Determine how many lines in these records hold "email". Only the number is wanted.

* [WORKING DATA]
++++++++++
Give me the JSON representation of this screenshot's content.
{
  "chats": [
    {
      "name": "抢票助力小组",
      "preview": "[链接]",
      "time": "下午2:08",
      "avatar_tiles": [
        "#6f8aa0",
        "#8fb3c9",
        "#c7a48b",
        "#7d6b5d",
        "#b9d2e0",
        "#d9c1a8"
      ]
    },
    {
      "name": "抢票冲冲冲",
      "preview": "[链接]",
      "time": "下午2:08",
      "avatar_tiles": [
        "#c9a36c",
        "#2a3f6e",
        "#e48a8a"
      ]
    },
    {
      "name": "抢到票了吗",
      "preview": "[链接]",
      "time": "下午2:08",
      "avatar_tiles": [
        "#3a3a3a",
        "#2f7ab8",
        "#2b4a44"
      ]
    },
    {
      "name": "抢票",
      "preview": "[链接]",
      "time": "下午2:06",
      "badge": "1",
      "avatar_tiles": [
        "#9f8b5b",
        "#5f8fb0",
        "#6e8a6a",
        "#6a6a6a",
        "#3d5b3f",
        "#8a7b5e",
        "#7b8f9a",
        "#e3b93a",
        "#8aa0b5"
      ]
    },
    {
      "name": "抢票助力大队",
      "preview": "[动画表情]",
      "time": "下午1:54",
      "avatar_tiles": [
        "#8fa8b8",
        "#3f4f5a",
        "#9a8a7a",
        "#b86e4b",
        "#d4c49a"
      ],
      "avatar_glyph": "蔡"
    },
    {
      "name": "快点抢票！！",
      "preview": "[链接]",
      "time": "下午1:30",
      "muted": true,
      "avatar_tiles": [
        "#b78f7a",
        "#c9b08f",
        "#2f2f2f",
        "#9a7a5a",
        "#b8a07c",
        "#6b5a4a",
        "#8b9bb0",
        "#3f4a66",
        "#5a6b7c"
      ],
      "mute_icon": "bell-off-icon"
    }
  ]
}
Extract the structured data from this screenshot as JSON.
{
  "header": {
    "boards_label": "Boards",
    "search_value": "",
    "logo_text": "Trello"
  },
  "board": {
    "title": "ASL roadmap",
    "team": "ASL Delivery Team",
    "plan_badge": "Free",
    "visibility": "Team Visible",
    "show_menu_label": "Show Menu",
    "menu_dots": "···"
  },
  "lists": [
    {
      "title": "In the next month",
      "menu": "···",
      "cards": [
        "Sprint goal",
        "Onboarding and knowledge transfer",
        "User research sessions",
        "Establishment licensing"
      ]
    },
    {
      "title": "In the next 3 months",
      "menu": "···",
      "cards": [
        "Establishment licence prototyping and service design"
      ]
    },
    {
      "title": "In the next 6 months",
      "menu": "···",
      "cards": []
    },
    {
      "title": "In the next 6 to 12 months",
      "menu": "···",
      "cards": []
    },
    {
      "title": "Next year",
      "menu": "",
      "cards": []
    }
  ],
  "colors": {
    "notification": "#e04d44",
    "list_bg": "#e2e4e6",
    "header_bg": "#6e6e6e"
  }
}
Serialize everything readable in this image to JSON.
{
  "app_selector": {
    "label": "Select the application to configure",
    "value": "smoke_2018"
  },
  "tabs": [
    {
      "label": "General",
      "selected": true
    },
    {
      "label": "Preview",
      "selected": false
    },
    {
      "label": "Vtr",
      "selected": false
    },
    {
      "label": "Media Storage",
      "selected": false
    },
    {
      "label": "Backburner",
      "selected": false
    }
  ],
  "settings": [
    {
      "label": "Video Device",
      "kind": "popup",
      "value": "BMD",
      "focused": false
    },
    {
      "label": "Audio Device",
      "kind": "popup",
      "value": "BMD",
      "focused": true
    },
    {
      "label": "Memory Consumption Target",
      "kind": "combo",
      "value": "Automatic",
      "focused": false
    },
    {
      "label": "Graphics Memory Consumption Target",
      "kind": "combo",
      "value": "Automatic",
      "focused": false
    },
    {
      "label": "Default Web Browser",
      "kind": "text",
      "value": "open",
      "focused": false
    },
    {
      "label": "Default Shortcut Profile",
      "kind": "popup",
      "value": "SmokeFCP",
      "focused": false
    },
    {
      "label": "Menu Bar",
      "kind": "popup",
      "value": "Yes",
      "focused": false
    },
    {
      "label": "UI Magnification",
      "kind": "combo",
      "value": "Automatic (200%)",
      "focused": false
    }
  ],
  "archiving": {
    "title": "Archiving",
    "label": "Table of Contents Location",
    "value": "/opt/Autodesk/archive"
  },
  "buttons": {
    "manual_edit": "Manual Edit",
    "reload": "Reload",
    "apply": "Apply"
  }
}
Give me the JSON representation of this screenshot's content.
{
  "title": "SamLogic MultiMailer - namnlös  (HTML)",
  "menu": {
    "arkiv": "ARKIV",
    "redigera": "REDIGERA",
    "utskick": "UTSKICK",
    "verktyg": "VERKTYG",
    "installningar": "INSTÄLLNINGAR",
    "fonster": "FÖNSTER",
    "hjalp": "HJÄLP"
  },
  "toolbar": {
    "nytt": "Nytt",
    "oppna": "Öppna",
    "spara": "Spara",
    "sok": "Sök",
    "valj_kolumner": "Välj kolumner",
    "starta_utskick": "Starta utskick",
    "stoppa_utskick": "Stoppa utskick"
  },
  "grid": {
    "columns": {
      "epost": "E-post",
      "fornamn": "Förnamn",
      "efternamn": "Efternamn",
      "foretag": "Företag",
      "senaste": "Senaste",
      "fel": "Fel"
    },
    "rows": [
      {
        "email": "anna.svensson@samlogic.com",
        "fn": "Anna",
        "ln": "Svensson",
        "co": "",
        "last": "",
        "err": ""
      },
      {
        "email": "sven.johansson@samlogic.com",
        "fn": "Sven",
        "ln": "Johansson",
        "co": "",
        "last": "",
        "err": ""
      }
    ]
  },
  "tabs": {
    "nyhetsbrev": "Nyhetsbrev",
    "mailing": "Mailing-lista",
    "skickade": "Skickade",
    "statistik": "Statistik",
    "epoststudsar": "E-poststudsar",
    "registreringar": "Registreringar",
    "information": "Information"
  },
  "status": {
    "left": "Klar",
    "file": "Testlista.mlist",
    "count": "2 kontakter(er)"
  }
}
++++++++++
* [RESULT OF THIS EXERCISE]
2